▶ **TASK PROMPT**
Output the records exactly as they appear, with no pictures included.
++++ PROVIDED RECORDS
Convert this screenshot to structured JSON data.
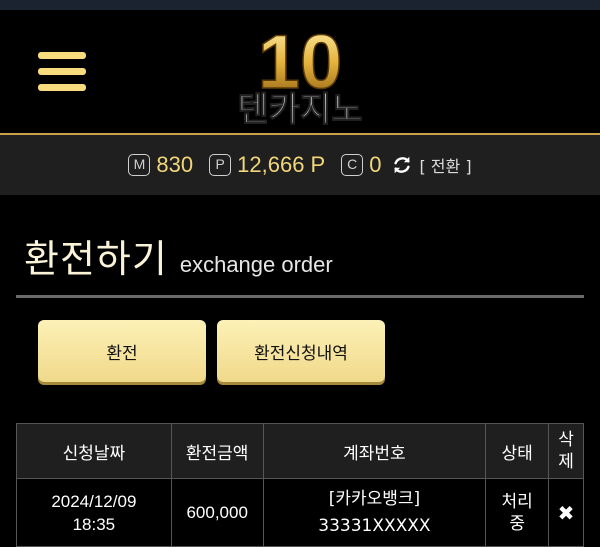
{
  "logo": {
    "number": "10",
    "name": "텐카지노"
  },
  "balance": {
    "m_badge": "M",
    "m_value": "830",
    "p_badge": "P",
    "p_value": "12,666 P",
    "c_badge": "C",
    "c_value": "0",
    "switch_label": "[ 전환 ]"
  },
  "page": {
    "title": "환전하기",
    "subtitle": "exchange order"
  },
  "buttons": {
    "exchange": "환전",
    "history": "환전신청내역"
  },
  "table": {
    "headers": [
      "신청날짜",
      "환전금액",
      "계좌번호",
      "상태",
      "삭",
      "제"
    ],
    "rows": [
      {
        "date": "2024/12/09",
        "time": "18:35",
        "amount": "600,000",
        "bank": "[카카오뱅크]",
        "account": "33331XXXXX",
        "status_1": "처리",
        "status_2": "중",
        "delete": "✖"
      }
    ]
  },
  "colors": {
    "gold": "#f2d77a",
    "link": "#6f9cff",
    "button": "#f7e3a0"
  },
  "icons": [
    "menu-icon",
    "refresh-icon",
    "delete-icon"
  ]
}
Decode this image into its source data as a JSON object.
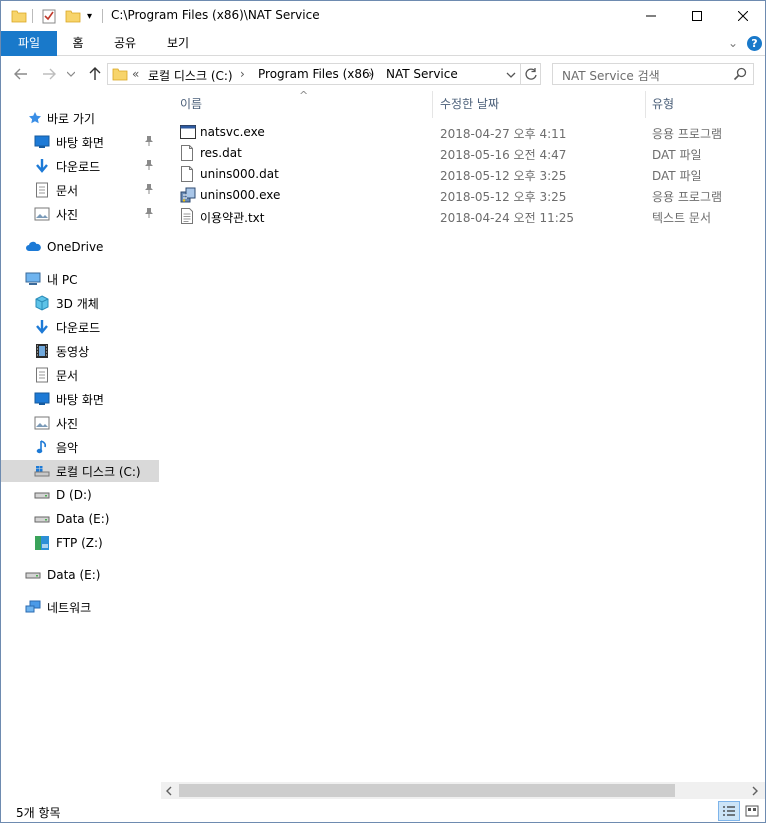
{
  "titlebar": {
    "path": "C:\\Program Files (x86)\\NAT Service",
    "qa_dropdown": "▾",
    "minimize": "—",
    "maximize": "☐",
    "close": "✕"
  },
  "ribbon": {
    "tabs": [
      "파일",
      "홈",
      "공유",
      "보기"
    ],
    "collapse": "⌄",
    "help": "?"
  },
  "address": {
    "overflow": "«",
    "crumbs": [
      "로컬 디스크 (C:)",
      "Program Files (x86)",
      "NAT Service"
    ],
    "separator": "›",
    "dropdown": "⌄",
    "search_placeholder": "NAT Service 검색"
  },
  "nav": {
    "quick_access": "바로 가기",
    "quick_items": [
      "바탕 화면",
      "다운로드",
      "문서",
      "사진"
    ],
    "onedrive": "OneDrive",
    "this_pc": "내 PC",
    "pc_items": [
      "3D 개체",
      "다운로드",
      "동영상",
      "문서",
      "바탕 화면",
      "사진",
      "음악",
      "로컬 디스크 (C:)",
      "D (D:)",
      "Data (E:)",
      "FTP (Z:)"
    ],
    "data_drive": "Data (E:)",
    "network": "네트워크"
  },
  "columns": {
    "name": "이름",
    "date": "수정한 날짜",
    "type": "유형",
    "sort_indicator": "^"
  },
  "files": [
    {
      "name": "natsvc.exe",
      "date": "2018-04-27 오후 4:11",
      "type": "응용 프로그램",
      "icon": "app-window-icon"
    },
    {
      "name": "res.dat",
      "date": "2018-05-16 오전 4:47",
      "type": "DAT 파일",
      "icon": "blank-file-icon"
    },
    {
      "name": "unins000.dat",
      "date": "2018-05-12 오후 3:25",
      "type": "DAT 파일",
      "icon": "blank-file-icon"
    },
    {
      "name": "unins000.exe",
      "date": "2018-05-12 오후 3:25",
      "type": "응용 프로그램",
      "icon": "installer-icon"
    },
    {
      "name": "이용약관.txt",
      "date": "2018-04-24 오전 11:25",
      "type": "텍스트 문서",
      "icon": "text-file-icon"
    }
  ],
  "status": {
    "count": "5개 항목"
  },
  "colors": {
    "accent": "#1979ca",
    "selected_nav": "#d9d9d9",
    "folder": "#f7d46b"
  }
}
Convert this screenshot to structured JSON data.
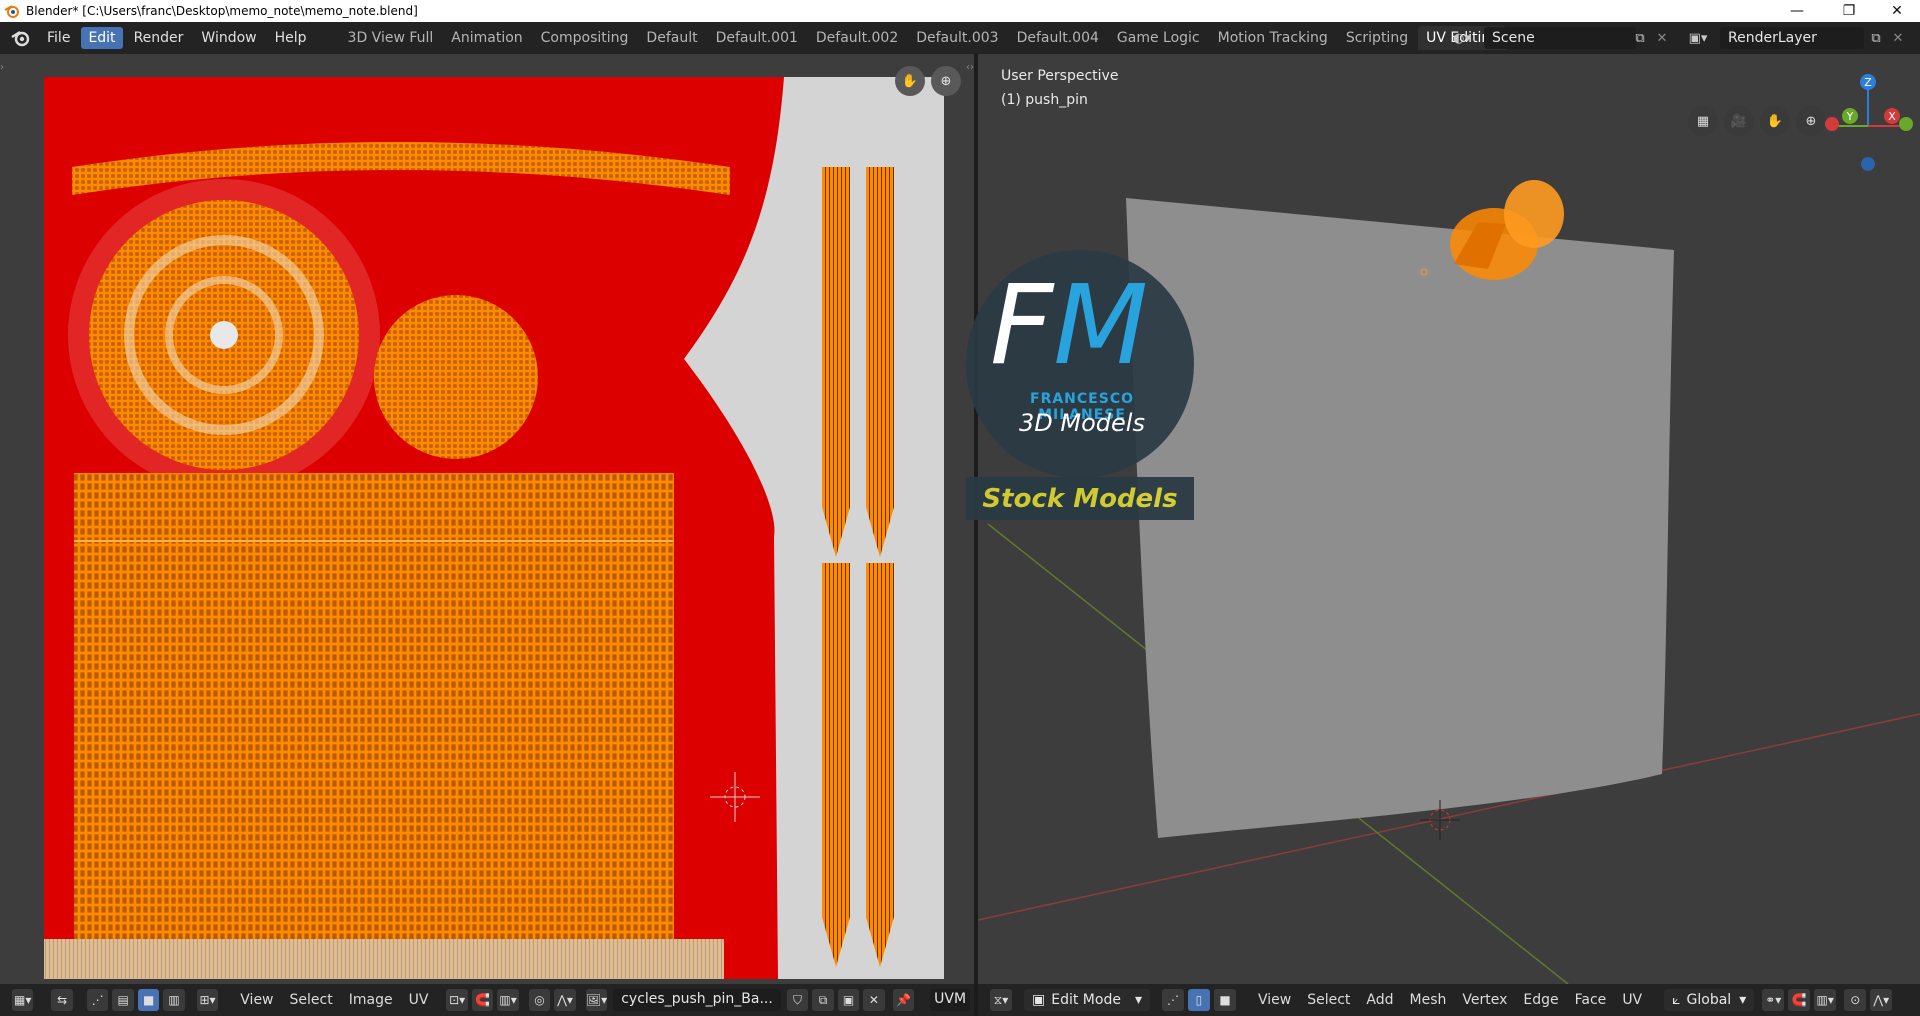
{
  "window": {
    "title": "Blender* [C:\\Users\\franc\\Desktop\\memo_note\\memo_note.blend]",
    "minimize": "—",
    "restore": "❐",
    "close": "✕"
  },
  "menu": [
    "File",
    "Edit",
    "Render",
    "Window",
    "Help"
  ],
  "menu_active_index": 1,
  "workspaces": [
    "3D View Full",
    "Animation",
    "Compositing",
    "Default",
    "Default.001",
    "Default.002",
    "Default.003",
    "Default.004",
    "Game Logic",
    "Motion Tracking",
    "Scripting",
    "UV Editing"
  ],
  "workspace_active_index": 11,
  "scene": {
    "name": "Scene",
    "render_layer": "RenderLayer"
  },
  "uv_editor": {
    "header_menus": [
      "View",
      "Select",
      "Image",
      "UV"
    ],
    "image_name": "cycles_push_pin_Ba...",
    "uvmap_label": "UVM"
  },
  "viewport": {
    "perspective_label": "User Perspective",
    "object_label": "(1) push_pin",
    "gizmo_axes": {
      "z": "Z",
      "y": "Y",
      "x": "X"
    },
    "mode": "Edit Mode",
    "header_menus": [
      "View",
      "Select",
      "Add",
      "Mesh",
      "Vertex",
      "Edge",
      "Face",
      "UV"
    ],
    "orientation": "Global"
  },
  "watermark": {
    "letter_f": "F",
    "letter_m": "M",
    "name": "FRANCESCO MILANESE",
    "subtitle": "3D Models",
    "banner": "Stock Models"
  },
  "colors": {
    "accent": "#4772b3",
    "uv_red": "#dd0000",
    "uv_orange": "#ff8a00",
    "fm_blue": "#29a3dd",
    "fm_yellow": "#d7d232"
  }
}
++++++++
▶ **THE REPLY**
Convert this screenshot to structured JSON data.
{
  "logo": {
    "number": "10",
    "name": "텐카지노"
  },
  "balance": {
    "m_badge": "M",
    "m_value": "830",
    "p_badge": "P",
    "p_value": "12,666 P",
    "c_badge": "C",
    "c_value": "0",
    "switch_label": "[ 전환 ]"
  },
  "page": {
    "title": "환전하기",
    "subtitle": "exchange order"
  },
  "buttons": {
    "exchange": "환전",
    "history": "환전신청내역"
  },
  "table": {
    "headers": [
      "신청날짜",
      "환전금액",
      "계좌번호",
      "상태",
      "삭",
      "제"
    ],
    "rows": [
      {
        "date": "2024/12/09",
        "time": "18:35",
        "amount": "600,000",
        "bank": "[카카오뱅크]",
        "account": "33331XXXXX",
        "status_1": "처리",
        "status_2": "중",
        "delete": "✖"
      }
    ]
  },
  "colors": {
    "gold": "#f2d77a",
    "link": "#6f9cff",
    "button": "#f7e3a0"
  },
  "icons": [
    "menu-icon",
    "refresh-icon",
    "delete-icon"
  ]
}
Decode this image into its source data as a JSON object.
{
  "titlebar": {
    "path": "C:\\Program Files (x86)\\NAT Service",
    "qa_dropdown": "▾",
    "minimize": "—",
    "maximize": "☐",
    "close": "✕"
  },
  "ribbon": {
    "tabs": [
      "파일",
      "홈",
      "공유",
      "보기"
    ],
    "collapse": "⌄",
    "help": "?"
  },
  "address": {
    "overflow": "«",
    "crumbs": [
      "로컬 디스크 (C:)",
      "Program Files (x86)",
      "NAT Service"
    ],
    "separator": "›",
    "dropdown": "⌄",
    "search_placeholder": "NAT Service 검색"
  },
  "nav": {
    "quick_access": "바로 가기",
    "quick_items": [
      "바탕 화면",
      "다운로드",
      "문서",
      "사진"
    ],
    "onedrive": "OneDrive",
    "this_pc": "내 PC",
    "pc_items": [
      "3D 개체",
      "다운로드",
      "동영상",
      "문서",
      "바탕 화면",
      "사진",
      "음악",
      "로컬 디스크 (C:)",
      "D (D:)",
      "Data (E:)",
      "FTP (Z:)"
    ],
    "data_drive": "Data (E:)",
    "network": "네트워크"
  },
  "columns": {
    "name": "이름",
    "date": "수정한 날짜",
    "type": "유형",
    "sort_indicator": "^"
  },
  "files": [
    {
      "name": "natsvc.exe",
      "date": "2018-04-27 오후 4:11",
      "type": "응용 프로그램",
      "icon": "app-window-icon"
    },
    {
      "name": "res.dat",
      "date": "2018-05-16 오전 4:47",
      "type": "DAT 파일",
      "icon": "blank-file-icon"
    },
    {
      "name": "unins000.dat",
      "date": "2018-05-12 오후 3:25",
      "type": "DAT 파일",
      "icon": "blank-file-icon"
    },
    {
      "name": "unins000.exe",
      "date": "2018-05-12 오후 3:25",
      "type": "응용 프로그램",
      "icon": "installer-icon"
    },
    {
      "name": "이용약관.txt",
      "date": "2018-04-24 오전 11:25",
      "type": "텍스트 문서",
      "icon": "text-file-icon"
    }
  ],
  "status": {
    "count": "5개 항목"
  },
  "colors": {
    "accent": "#1979ca",
    "selected_nav": "#d9d9d9",
    "folder": "#f7d46b"
  }
}
Convert this screenshot to structured JSON data.
{
  "window": {
    "title": "Blender* [C:\\Users\\franc\\Desktop\\memo_note\\memo_note.blend]",
    "minimize": "—",
    "restore": "❐",
    "close": "✕"
  },
  "menu": [
    "File",
    "Edit",
    "Render",
    "Window",
    "Help"
  ],
  "menu_active_index": 1,
  "workspaces": [
    "3D View Full",
    "Animation",
    "Compositing",
    "Default",
    "Default.001",
    "Default.002",
    "Default.003",
    "Default.004",
    "Game Logic",
    "Motion Tracking",
    "Scripting",
    "UV Editing"
  ],
  "workspace_active_index": 11,
  "scene": {
    "name": "Scene",
    "render_layer": "RenderLayer"
  },
  "uv_editor": {
    "header_menus": [
      "View",
      "Select",
      "Image",
      "UV"
    ],
    "image_name": "cycles_push_pin_Ba...",
    "uvmap_label": "UVM"
  },
  "viewport": {
    "perspective_label": "User Perspective",
    "object_label": "(1) push_pin",
    "gizmo_axes": {
      "z": "Z",
      "y": "Y",
      "x": "X"
    },
    "mode": "Edit Mode",
    "header_menus": [
      "View",
      "Select",
      "Add",
      "Mesh",
      "Vertex",
      "Edge",
      "Face",
      "UV"
    ],
    "orientation": "Global"
  },
  "watermark": {
    "letter_f": "F",
    "letter_m": "M",
    "name": "FRANCESCO MILANESE",
    "subtitle": "3D Models",
    "banner": "Stock Models"
  },
  "colors": {
    "accent": "#4772b3",
    "uv_red": "#dd0000",
    "uv_orange": "#ff8a00",
    "fm_blue": "#29a3dd",
    "fm_yellow": "#d7d232"
  }
}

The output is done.